_Brief_
Print the whole listing exactly.

_Information supplied_
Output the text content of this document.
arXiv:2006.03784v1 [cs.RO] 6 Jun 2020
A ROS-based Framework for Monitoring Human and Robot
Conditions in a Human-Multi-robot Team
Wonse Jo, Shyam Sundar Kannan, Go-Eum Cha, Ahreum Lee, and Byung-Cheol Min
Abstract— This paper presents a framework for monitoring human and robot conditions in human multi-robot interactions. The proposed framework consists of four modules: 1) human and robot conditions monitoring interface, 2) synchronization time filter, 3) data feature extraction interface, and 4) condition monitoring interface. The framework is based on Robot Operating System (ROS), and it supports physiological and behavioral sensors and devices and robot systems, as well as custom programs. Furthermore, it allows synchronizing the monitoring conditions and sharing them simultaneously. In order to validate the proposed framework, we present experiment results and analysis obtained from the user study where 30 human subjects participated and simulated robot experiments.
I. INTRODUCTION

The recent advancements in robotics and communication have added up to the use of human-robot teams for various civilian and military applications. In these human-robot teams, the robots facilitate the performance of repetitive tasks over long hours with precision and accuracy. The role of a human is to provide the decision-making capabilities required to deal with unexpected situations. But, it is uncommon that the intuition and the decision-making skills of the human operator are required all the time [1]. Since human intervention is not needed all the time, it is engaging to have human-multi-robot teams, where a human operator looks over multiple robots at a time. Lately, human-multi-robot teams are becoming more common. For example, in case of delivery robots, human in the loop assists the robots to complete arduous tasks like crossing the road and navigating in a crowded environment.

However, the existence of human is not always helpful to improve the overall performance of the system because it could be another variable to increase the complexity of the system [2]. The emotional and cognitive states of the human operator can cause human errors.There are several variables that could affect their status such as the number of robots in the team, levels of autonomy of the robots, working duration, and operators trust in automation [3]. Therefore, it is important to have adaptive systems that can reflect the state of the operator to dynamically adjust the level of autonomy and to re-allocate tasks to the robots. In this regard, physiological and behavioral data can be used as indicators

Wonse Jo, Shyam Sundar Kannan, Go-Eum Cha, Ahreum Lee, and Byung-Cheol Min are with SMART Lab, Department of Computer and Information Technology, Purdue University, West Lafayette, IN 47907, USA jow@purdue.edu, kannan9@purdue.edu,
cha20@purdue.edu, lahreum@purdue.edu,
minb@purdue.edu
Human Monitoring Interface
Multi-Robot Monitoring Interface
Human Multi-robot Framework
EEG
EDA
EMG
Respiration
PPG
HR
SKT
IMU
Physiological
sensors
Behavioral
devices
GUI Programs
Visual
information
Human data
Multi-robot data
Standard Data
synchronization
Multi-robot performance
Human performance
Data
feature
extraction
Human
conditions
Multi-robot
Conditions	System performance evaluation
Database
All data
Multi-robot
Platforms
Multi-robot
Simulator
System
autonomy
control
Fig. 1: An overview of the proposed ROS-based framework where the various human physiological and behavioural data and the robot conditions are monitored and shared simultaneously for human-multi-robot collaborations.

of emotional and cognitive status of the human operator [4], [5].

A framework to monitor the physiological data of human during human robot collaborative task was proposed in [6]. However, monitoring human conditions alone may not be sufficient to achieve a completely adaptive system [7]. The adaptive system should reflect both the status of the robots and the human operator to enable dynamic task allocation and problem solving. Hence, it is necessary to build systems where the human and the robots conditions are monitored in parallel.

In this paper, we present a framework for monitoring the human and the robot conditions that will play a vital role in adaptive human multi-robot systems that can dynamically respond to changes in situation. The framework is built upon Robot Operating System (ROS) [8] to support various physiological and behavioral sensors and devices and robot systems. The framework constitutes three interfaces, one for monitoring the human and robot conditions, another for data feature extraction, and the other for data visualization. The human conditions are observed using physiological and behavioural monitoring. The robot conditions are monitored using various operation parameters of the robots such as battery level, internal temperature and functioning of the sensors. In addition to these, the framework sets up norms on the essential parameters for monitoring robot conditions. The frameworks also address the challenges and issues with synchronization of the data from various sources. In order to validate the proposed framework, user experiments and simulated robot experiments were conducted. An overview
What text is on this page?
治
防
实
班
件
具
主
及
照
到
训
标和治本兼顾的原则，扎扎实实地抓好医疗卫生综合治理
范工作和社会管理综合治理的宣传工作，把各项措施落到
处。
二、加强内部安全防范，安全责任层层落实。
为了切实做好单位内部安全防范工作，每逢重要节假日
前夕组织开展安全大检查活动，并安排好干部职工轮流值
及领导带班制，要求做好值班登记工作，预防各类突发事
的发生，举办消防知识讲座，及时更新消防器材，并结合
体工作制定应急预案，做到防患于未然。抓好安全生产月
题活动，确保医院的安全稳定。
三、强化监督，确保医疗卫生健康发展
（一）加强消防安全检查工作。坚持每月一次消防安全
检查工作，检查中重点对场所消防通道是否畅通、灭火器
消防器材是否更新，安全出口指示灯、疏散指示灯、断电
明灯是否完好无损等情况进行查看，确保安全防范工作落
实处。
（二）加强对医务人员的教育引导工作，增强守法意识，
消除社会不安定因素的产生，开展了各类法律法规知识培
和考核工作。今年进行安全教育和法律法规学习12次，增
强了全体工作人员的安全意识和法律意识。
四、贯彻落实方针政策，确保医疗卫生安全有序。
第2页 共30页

_Response_
Output the text content of this document.
arXiv:2006.03784v1 [cs.RO] 6 Jun 2020
A ROS-based Framework for Monitoring Human and Robot
Conditions in a Human-Multi-robot Team
Wonse Jo, Shyam Sundar Kannan, Go-Eum Cha, Ahreum Lee, and Byung-Cheol Min
Abstract— This paper presents a framework for monitoring human and robot conditions in human multi-robot interactions. The proposed framework consists of four modules: 1) human and robot conditions monitoring interface, 2) synchronization time filter, 3) data feature extraction interface, and 4) condition monitoring interface. The framework is based on Robot Operating System (ROS), and it supports physiological and behavioral sensors and devices and robot systems, as well as custom programs. Furthermore, it allows synchronizing the monitoring conditions and sharing them simultaneously. In order to validate the proposed framework, we present experiment results and analysis obtained from the user study where 30 human subjects participated and simulated robot experiments.
I. INTRODUCTION

The recent advancements in robotics and communication have added up to the use of human-robot teams for various civilian and military applications. In these human-robot teams, the robots facilitate the performance of repetitive tasks over long hours with precision and accuracy. The role of a human is to provide the decision-making capabilities required to deal with unexpected situations. But, it is uncommon that the intuition and the decision-making skills of the human operator are required all the time [1]. Since human intervention is not needed all the time, it is engaging to have human-multi-robot teams, where a human operator looks over multiple robots at a time. Lately, human-multi-robot teams are becoming more common. For example, in case of delivery robots, human in the loop assists the robots to complete arduous tasks like crossing the road and navigating in a crowded environment.

However, the existence of human is not always helpful to improve the overall performance of the system because it could be another variable to increase the complexity of the system [2]. The emotional and cognitive states of the human operator can cause human errors.There are several variables that could affect their status such as the number of robots in the team, levels of autonomy of the robots, working duration, and operators trust in automation [3]. Therefore, it is important to have adaptive systems that can reflect the state of the operator to dynamically adjust the level of autonomy and to re-allocate tasks to the robots. In this regard, physiological and behavioral data can be used as indicators

Wonse Jo, Shyam Sundar Kannan, Go-Eum Cha, Ahreum Lee, and Byung-Cheol Min are with SMART Lab, Department of Computer and Information Technology, Purdue University, West Lafayette, IN 47907, USA jow@purdue.edu, kannan9@purdue.edu,
cha20@purdue.edu, lahreum@purdue.edu,
minb@purdue.edu
Human Monitoring Interface
Multi-Robot Monitoring Interface
Human Multi-robot Framework
EEG
EDA
EMG
Respiration
PPG
HR
SKT
IMU
Physiological
sensors
Behavioral
devices
GUI Programs
Visual
information
Human data
Multi-robot data
Standard Data
synchronization
Multi-robot performance
Human performance
Data
feature
extraction
Human
conditions
Multi-robot
Conditions	System performance evaluation
Database
All data
Multi-robot
Platforms
Multi-robot
Simulator
System
autonomy
control
Fig. 1: An overview of the proposed ROS-based framework where the various human physiological and behavioural data and the robot conditions are monitored and shared simultaneously for human-multi-robot collaborations.

of emotional and cognitive status of the human operator [4], [5].

A framework to monitor the physiological data of human during human robot collaborative task was proposed in [6]. However, monitoring human conditions alone may not be sufficient to achieve a completely adaptive system [7]. The adaptive system should reflect both the status of the robots and the human operator to enable dynamic task allocation and problem solving. Hence, it is necessary to build systems where the human and the robots conditions are monitored in parallel.

In this paper, we present a framework for monitoring the human and the robot conditions that will play a vital role in adaptive human multi-robot systems that can dynamically respond to changes in situation. The framework is built upon Robot Operating System (ROS) [8] to support various physiological and behavioral sensors and devices and robot systems. The framework constitutes three interfaces, one for monitoring the human and robot conditions, another for data feature extraction, and the other for data visualization. The human conditions are observed using physiological and behavioural monitoring. The robot conditions are monitored using various operation parameters of the robots such as battery level, internal temperature and functioning of the sensors. In addition to these, the framework sets up norms on the essential parameters for monitoring robot conditions. The frameworks also address the challenges and issues with synchronization of the data from various sources. In order to validate the proposed framework, user experiments and simulated robot experiments were conducted. An overview
What text is on this page?
治
防
实
班
件
具
主
及
照
到
训
标和治本兼顾的原则，扎扎实实地抓好医疗卫生综合治理
范工作和社会管理综合治理的宣传工作，把各项措施落到
处。
二、加强内部安全防范，安全责任层层落实。
为了切实做好单位内部安全防范工作，每逢重要节假日
前夕组织开展安全大检查活动，并安排好干部职工轮流值
及领导带班制，要求做好值班登记工作，预防各类突发事
的发生，举办消防知识讲座，及时更新消防器材，并结合
体工作制定应急预案，做到防患于未然。抓好安全生产月
题活动，确保医院的安全稳定。
三、强化监督，确保医疗卫生健康发展
（一）加强消防安全检查工作。坚持每月一次消防安全
检查工作，检查中重点对场所消防通道是否畅通、灭火器
消防器材是否更新，安全出口指示灯、疏散指示灯、断电
明灯是否完好无损等情况进行查看，确保安全防范工作落
实处。
（二）加强对医务人员的教育引导工作，增强守法意识，
消除社会不安定因素的产生，开展了各类法律法规知识培
和考核工作。今年进行安全教育和法律法规学习12次，增
强了全体工作人员的安全意识和法律意识。
四、贯彻落实方针政策，确保医疗卫生安全有序。
第2页 共30页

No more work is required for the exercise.